(Excerpt from a dataset)

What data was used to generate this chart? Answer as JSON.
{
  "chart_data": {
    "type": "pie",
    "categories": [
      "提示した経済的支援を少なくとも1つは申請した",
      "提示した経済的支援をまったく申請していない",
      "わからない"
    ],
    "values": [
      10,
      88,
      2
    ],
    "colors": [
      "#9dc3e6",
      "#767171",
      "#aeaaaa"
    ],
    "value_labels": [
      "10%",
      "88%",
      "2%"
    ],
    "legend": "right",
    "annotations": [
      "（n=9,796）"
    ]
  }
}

...

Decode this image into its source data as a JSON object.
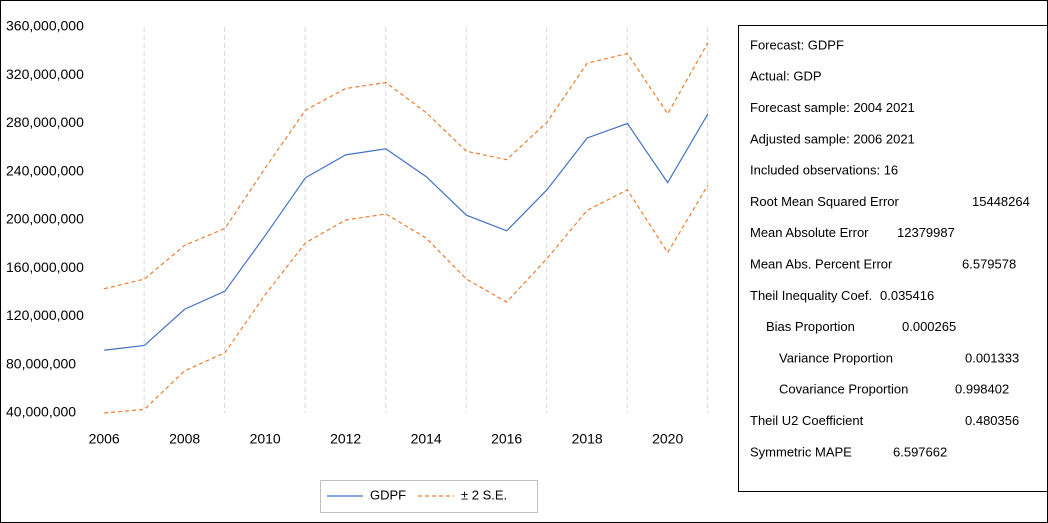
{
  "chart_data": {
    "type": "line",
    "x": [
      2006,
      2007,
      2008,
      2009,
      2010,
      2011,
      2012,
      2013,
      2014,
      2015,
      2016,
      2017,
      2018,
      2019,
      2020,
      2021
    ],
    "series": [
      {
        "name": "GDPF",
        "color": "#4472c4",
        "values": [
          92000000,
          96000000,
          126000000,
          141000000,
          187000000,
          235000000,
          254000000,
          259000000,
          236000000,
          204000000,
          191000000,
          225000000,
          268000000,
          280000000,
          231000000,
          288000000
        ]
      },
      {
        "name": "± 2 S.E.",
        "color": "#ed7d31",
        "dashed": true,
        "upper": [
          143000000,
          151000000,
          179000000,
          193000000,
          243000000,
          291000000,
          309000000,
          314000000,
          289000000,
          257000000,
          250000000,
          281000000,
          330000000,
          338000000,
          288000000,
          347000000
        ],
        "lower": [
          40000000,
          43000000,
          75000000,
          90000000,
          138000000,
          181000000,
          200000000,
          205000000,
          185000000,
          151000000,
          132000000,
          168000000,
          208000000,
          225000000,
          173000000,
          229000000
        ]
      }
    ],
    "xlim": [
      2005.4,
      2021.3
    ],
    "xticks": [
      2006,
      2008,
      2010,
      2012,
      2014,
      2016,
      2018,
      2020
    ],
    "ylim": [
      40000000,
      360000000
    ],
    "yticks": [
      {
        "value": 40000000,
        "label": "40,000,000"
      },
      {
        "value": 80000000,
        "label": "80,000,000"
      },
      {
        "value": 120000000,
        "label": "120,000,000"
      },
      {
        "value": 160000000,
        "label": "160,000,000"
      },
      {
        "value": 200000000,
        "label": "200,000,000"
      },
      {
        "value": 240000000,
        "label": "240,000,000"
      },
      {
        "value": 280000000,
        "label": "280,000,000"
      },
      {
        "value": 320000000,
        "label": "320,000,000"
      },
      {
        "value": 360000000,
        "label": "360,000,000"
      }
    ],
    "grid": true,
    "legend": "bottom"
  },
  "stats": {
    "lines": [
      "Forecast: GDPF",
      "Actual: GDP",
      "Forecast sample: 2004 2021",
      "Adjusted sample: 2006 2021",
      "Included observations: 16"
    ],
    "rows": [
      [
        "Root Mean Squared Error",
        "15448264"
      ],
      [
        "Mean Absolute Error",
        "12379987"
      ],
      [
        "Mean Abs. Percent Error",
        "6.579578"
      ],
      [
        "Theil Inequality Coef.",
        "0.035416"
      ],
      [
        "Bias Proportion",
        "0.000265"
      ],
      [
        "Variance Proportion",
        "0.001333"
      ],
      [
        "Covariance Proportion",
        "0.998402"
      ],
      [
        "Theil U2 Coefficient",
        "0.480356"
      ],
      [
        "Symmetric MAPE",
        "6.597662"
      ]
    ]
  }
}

SHORT TASK » Pull every line containing the word "this" out of the entries above.

RESPONSE BELOW »
What data was used to generate this chart? Answer as JSON.
Decode this image into its source data as a JSON object.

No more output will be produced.